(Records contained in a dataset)
◇ ◇ ◇ ◇ ◇ ◇ ◇
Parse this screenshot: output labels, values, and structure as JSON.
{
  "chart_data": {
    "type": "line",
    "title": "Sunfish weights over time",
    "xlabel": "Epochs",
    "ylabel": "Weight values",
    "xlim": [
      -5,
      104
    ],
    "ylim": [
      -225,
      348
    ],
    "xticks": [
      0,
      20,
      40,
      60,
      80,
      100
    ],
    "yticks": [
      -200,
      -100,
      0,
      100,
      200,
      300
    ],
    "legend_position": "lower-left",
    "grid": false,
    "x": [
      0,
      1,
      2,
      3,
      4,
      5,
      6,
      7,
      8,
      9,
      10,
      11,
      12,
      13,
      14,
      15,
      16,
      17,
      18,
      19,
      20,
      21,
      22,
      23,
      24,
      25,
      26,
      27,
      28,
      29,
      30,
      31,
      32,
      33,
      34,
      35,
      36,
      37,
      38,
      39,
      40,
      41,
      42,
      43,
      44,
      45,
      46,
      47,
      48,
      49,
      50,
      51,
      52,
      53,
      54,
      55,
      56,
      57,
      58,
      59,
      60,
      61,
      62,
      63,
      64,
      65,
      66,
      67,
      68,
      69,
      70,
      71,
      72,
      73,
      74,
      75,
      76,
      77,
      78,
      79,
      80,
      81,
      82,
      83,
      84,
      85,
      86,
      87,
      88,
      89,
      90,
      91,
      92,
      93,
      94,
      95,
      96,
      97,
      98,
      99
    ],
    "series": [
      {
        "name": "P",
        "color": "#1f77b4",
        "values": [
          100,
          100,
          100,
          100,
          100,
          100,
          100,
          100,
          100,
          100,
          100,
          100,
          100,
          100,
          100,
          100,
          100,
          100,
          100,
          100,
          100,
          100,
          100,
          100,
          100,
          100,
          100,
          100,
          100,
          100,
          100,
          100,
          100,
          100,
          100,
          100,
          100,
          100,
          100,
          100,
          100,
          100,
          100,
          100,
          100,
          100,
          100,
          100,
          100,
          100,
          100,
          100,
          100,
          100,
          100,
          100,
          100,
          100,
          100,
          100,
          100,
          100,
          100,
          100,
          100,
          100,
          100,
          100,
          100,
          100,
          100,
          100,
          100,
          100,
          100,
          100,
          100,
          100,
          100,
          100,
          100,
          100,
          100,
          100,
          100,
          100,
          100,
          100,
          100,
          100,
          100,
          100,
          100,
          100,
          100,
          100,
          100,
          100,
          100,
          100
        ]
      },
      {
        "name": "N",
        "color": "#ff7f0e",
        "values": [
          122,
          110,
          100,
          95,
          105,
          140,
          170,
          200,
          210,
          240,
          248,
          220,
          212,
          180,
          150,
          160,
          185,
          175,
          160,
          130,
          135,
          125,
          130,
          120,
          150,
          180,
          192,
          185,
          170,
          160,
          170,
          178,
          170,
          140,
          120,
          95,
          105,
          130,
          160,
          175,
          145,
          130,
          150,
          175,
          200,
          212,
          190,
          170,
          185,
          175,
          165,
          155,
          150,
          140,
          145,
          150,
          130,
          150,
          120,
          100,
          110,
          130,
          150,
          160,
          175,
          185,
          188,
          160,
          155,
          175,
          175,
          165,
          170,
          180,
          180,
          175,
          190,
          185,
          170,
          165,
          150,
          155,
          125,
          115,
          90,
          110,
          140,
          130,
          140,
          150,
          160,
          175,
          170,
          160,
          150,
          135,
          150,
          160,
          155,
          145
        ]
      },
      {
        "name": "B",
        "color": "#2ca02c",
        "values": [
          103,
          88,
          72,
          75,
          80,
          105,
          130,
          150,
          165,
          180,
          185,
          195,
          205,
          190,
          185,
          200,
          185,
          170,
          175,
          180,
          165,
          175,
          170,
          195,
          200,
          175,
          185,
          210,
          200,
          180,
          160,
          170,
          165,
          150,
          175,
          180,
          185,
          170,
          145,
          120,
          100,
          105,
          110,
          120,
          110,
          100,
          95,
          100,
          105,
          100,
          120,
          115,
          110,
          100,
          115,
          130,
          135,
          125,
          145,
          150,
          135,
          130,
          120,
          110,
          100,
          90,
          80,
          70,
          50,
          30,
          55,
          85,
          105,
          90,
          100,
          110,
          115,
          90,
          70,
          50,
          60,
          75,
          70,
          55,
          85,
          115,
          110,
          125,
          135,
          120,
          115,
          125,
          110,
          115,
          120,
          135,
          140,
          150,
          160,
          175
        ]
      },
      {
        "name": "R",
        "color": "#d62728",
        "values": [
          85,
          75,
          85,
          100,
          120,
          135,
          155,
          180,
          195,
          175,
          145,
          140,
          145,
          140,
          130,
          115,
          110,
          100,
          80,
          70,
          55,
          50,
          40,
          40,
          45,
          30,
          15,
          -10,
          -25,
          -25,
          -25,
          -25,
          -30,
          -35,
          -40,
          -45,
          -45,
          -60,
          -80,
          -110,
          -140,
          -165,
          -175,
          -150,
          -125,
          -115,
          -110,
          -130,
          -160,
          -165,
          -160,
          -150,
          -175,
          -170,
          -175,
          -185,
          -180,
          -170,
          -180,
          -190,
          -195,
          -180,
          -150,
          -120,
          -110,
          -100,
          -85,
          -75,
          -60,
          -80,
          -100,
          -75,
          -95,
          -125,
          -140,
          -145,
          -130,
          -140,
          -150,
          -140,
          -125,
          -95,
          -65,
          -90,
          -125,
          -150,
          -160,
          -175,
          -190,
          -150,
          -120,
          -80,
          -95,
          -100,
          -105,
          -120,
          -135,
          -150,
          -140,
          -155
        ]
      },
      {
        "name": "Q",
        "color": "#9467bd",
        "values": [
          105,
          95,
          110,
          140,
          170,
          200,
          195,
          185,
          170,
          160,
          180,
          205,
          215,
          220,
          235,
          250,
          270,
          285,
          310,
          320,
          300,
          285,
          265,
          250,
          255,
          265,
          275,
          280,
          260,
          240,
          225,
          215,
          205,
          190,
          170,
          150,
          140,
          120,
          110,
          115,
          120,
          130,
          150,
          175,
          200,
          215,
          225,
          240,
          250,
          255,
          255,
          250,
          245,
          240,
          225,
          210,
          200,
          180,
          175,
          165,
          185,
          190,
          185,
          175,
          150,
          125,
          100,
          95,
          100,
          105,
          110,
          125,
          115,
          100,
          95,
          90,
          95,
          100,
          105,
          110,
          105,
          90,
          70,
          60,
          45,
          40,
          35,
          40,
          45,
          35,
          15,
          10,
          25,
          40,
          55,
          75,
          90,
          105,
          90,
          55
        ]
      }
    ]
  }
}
◇ ◇ ◇ ◇ ◇ ◇ ◇
§ What is expected: Give nothing but the number of lines containing the string "color".

§ Output below: 5